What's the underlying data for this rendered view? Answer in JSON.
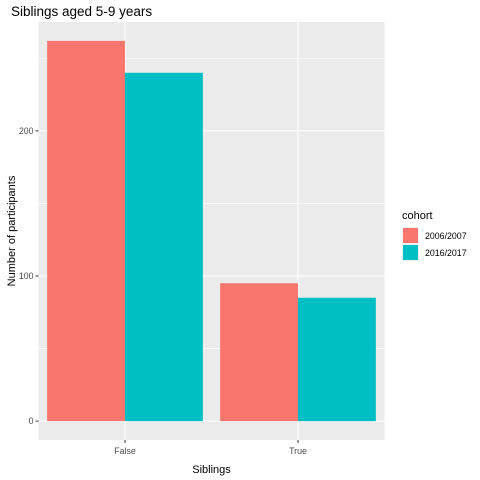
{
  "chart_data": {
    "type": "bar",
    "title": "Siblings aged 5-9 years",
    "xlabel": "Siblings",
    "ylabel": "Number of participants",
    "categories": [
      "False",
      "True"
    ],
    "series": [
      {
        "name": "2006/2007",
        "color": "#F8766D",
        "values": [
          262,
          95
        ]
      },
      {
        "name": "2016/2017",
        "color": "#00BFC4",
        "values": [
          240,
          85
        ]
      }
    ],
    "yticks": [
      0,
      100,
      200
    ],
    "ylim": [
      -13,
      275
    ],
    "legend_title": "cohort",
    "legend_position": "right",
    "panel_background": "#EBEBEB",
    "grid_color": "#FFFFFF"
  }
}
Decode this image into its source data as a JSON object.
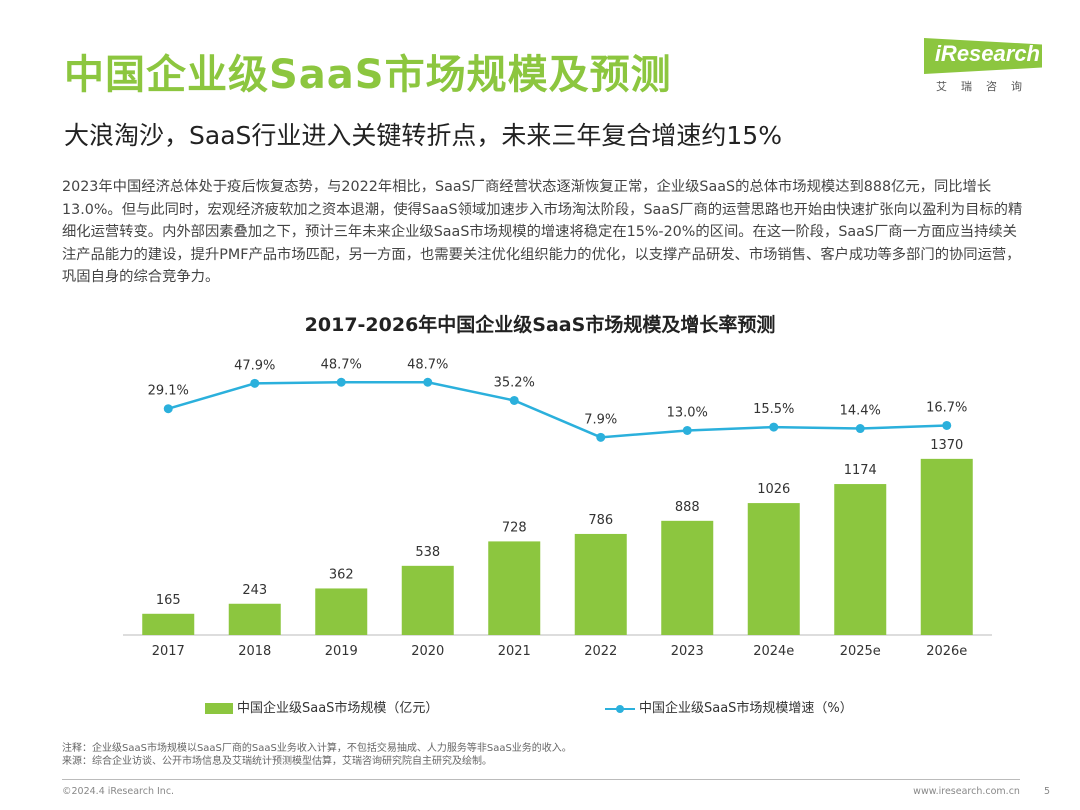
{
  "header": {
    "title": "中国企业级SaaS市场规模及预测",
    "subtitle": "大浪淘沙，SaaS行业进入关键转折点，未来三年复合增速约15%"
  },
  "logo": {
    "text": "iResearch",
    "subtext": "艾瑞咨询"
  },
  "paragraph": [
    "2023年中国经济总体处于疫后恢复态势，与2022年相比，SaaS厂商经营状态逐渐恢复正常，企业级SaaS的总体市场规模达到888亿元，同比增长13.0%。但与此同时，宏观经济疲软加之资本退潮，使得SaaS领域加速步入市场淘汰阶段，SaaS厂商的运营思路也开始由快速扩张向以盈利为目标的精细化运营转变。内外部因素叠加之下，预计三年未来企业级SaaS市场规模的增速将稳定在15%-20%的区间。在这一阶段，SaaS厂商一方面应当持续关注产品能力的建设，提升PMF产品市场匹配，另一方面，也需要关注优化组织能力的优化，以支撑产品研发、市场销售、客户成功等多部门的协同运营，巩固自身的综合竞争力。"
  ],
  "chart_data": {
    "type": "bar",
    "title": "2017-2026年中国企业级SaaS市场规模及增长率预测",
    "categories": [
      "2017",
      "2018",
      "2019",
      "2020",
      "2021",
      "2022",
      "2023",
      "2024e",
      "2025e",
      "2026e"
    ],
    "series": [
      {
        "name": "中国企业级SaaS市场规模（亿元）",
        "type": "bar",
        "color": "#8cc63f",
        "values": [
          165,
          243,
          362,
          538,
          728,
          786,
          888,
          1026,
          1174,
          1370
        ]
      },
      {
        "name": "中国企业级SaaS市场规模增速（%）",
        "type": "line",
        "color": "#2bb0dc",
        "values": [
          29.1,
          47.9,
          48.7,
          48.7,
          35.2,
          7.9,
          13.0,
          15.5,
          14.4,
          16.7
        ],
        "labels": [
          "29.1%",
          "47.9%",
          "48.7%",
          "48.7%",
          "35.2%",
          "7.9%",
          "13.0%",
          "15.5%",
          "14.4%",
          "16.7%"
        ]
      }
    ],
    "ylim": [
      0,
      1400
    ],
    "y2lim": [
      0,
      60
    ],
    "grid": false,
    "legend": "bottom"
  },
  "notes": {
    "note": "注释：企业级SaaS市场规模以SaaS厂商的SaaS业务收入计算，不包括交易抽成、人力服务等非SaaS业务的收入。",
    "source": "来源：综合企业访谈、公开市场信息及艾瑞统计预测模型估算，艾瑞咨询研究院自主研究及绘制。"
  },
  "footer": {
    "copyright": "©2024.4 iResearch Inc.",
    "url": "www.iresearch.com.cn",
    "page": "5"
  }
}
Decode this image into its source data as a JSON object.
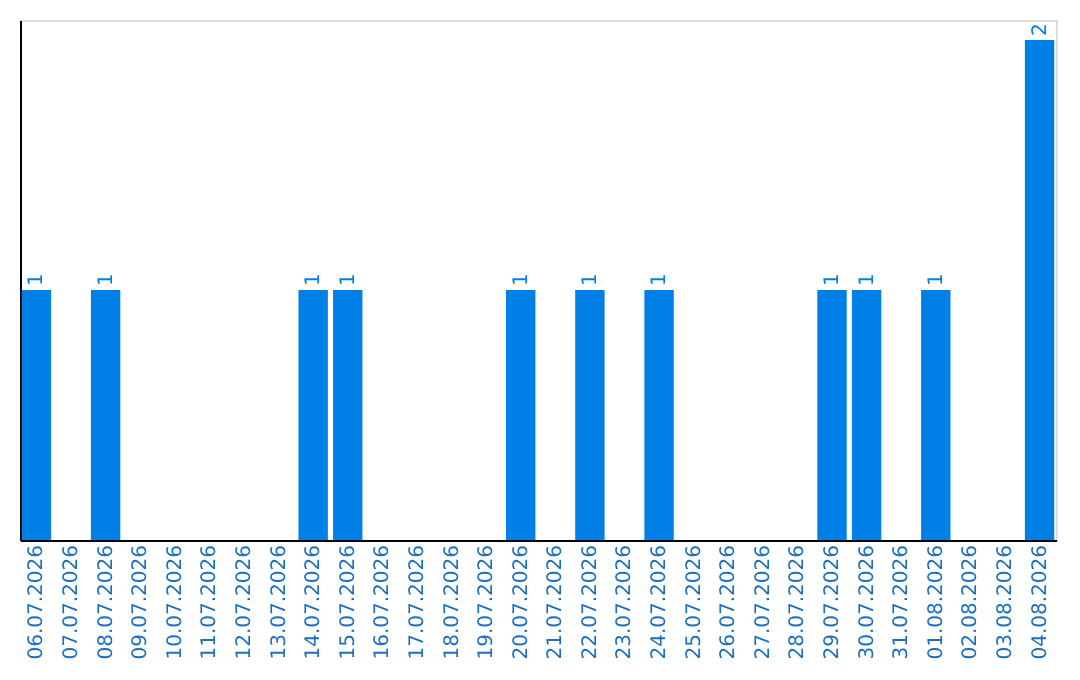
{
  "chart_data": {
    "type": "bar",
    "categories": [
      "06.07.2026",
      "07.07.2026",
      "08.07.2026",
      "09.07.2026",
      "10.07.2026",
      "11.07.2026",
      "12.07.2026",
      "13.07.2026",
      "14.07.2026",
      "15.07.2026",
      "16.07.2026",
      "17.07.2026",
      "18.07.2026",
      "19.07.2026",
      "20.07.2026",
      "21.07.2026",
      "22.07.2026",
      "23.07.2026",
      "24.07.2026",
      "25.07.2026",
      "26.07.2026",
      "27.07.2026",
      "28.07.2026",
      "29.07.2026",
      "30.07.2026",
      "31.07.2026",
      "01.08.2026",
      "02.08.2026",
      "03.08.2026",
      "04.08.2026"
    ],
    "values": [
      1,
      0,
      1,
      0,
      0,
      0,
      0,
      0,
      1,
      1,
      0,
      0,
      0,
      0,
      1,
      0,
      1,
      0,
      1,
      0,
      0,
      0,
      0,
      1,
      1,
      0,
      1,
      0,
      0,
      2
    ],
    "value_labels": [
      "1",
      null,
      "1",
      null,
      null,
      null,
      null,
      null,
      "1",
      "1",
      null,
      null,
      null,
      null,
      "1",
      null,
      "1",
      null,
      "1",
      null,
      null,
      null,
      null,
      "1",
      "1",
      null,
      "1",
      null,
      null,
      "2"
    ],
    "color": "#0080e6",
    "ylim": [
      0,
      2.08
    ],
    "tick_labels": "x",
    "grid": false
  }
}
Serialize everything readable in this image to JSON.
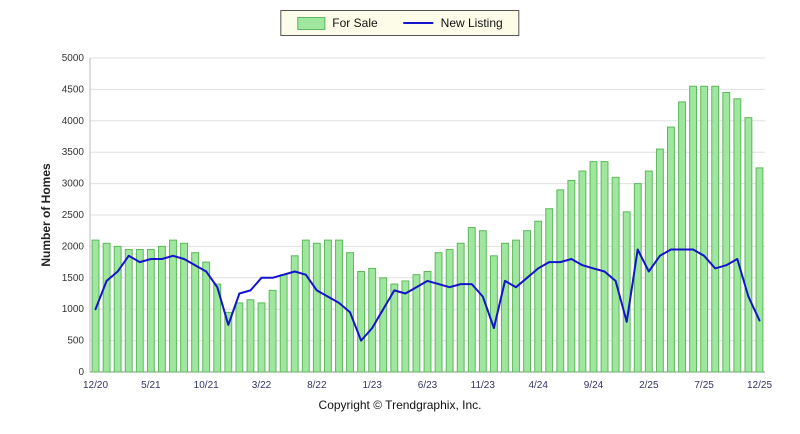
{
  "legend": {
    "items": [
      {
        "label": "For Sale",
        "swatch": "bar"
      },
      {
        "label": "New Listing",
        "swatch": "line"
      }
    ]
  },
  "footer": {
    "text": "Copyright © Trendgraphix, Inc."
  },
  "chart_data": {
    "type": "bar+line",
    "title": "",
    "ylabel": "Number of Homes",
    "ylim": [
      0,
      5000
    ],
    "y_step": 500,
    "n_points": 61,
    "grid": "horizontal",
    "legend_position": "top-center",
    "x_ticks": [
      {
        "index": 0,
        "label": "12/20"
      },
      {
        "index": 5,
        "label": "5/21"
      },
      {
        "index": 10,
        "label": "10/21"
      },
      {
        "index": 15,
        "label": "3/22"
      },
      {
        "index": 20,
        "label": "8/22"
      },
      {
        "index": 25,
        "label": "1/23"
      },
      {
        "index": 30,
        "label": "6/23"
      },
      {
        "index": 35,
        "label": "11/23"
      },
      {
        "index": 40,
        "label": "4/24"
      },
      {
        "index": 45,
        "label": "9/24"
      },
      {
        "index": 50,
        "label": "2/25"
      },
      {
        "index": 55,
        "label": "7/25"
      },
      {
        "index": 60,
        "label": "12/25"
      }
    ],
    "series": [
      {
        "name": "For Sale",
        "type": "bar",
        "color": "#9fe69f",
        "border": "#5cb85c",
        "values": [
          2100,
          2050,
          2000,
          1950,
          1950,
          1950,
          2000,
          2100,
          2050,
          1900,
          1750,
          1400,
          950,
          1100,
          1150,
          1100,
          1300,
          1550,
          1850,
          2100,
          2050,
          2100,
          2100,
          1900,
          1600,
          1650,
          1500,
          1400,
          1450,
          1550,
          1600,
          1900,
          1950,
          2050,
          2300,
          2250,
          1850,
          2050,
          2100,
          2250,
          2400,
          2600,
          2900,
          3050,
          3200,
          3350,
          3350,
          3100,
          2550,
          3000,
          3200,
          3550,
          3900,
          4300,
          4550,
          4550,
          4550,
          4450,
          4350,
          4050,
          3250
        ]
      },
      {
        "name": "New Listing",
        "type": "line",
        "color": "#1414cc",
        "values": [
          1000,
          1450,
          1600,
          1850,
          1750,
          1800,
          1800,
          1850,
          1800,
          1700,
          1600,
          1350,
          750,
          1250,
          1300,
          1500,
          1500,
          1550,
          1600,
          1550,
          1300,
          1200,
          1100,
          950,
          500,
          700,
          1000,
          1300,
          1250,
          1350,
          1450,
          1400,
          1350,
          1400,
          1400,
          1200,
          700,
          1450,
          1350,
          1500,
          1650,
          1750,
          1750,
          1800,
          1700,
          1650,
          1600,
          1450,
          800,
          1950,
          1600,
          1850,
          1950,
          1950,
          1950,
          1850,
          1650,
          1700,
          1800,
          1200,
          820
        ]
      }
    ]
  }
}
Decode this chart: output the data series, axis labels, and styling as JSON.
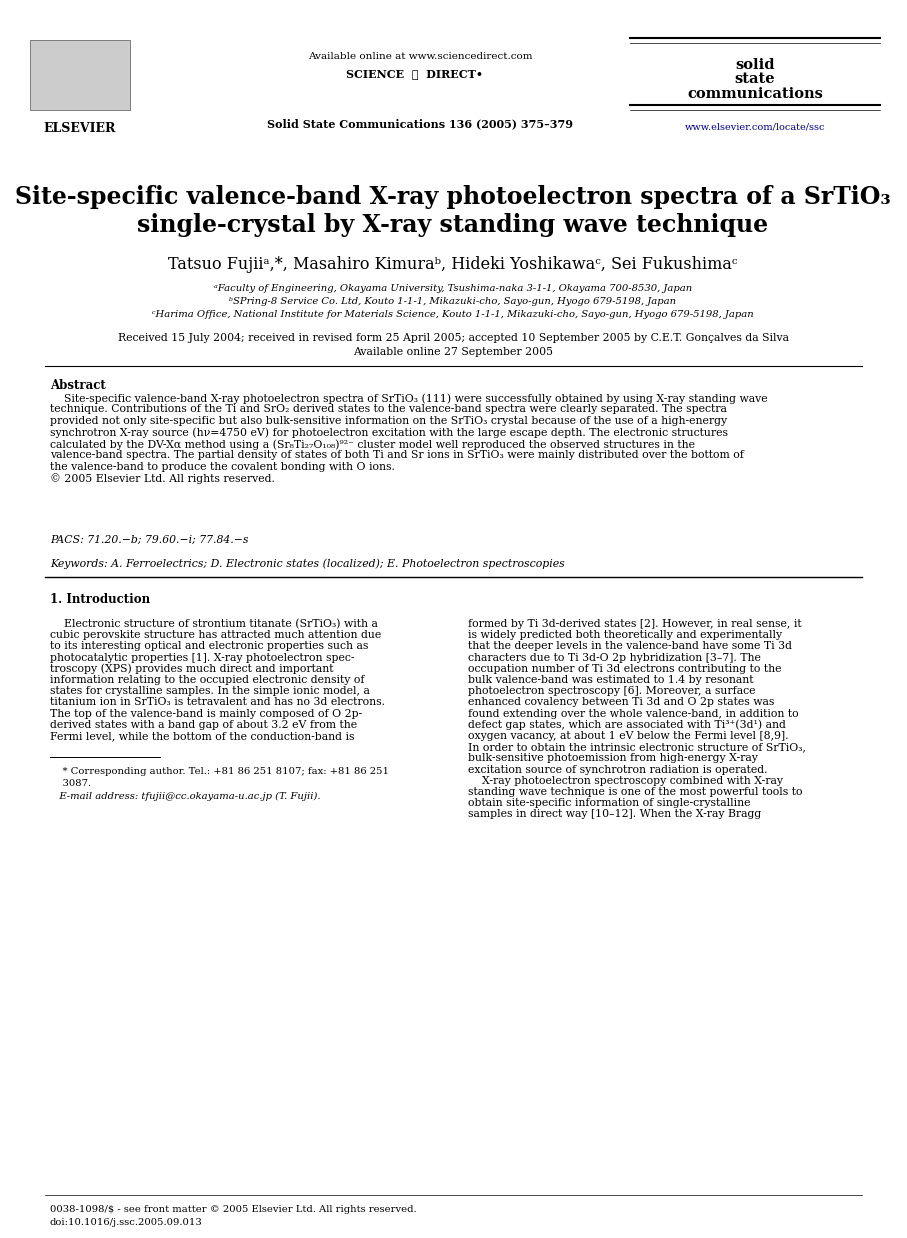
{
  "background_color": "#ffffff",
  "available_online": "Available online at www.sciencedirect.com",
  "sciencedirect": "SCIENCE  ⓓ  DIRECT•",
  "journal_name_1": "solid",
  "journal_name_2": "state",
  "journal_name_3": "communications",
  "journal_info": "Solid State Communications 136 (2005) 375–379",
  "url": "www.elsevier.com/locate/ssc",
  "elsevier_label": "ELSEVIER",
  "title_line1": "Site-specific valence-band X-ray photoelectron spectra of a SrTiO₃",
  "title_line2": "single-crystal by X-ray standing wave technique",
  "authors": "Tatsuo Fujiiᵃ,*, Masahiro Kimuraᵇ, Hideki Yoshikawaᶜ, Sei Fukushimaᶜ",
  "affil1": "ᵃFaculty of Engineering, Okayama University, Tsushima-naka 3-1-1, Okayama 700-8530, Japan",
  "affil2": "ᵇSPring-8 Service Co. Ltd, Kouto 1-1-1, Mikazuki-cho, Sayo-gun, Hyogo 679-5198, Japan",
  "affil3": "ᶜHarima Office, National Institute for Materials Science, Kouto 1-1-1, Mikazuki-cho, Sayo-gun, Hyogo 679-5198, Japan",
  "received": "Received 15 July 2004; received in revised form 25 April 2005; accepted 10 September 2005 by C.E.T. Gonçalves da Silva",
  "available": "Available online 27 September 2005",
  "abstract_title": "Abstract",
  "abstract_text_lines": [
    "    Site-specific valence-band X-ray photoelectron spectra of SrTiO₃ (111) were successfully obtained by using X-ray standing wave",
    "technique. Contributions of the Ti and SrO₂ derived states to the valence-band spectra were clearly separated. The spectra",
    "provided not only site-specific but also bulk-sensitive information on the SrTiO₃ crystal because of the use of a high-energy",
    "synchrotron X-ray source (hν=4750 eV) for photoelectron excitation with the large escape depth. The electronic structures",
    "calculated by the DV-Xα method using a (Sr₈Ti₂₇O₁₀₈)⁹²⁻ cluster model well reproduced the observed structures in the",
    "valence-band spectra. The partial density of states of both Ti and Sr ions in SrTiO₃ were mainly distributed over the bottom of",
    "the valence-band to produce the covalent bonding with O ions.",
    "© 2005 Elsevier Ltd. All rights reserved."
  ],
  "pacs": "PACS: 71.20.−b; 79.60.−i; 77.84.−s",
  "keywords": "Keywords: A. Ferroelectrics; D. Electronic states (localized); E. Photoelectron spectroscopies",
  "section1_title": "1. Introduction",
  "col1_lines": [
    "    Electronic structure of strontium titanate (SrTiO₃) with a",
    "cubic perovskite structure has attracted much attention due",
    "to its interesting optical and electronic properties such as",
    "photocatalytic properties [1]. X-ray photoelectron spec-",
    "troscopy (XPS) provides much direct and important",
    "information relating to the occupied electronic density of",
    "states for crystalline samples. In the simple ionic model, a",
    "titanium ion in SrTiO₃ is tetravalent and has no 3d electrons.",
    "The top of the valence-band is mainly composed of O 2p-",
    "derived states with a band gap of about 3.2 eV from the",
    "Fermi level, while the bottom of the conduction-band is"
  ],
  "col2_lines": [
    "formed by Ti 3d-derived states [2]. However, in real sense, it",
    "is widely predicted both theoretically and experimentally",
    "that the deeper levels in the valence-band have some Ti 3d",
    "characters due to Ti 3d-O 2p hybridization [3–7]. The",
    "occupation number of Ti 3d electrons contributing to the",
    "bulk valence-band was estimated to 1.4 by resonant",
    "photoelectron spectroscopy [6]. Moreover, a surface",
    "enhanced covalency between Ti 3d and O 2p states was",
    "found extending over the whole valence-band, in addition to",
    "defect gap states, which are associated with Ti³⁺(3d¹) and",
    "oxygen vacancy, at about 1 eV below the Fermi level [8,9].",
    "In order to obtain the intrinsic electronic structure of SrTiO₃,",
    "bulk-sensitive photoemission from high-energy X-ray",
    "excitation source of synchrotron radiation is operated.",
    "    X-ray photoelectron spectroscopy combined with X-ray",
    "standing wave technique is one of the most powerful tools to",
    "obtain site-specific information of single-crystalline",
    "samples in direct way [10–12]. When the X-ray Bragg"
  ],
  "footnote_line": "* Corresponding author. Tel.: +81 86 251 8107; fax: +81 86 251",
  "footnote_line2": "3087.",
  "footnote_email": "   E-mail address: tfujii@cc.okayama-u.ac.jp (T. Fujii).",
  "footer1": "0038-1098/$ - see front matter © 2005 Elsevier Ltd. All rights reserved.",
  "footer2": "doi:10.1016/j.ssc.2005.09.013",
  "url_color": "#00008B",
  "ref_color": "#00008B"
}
__________
YOUR GOAL — Check each line above for the word "were", and copy the lines where it appears.

OUTPUT FOR THIS TASK —
    "    Site-specific valence-band X-ray photoelectron spectra of SrTiO₃ (111) were successfully obtained by using X-ray standing wave",
    "technique. Contributions of the Ti and SrO₂ derived states to the valence-band spectra were clearly separated. The spectra",
    "valence-band spectra. The partial density of states of both Ti and Sr ions in SrTiO₃ were mainly distributed over the bottom of",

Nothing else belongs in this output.